What to produce: The entries below are to be written out again without alteration.

# # # # # # #

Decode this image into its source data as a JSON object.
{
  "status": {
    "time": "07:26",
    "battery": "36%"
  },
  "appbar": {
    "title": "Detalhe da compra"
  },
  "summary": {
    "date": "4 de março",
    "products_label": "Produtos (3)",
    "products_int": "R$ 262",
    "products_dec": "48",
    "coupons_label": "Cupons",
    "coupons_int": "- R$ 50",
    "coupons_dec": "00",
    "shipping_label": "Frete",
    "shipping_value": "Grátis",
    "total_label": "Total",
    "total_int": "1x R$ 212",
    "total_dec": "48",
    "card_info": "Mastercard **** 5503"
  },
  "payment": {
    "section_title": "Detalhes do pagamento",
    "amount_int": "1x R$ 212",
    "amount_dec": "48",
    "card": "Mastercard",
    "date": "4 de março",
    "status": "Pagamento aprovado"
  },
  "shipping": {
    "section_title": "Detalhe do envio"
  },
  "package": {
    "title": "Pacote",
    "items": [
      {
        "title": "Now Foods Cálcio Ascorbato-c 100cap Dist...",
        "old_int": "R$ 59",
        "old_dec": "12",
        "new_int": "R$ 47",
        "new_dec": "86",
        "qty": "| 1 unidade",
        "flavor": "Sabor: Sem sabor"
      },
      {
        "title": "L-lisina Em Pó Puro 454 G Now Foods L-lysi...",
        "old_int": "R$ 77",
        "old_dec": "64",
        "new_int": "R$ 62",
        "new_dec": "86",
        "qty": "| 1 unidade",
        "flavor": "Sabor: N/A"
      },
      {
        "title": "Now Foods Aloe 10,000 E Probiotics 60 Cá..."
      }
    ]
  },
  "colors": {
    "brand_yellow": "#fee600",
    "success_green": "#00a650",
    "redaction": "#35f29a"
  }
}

# # # # # # #

Result of the task:
Decode this image into its source data as a JSON object.
{
  "status": {
    "time": "07:26",
    "battery": "36%"
  },
  "appbar": {
    "title": "Detalhe da compra"
  },
  "summary": {
    "date": "4 de março",
    "products_label": "Produtos (3)",
    "products_int": "R$ 262",
    "products_dec": "48",
    "coupons_label": "Cupons",
    "coupons_int": "- R$ 50",
    "coupons_dec": "00",
    "shipping_label": "Frete",
    "shipping_value": "Grátis",
    "total_label": "Total",
    "total_int": "1x R$ 212",
    "total_dec": "48",
    "card_info": "Mastercard **** 5503"
  },
  "payment": {
    "section_title": "Detalhes do pagamento",
    "amount_int": "1x R$ 212",
    "amount_dec": "48",
    "card": "Mastercard",
    "date": "4 de março",
    "status": "Pagamento aprovado"
  },
  "shipping": {
    "section_title": "Detalhe do envio"
  },
  "package": {
    "title": "Pacote",
    "items": [
      {
        "title": "Now Foods Cálcio Ascorbato-c 100cap Dist...",
        "old_int": "R$ 59",
        "old_dec": "12",
        "new_int": "R$ 47",
        "new_dec": "86",
        "qty": "| 1 unidade",
        "flavor": "Sabor: Sem sabor"
      },
      {
        "title": "L-lisina Em Pó Puro 454 G Now Foods L-lysi...",
        "old_int": "R$ 77",
        "old_dec": "64",
        "new_int": "R$ 62",
        "new_dec": "86",
        "qty": "| 1 unidade",
        "flavor": "Sabor: N/A"
      },
      {
        "title": "Now Foods Aloe 10,000 E Probiotics 60 Cá..."
      }
    ]
  },
  "colors": {
    "brand_yellow": "#fee600",
    "success_green": "#00a650",
    "redaction": "#35f29a"
  }
}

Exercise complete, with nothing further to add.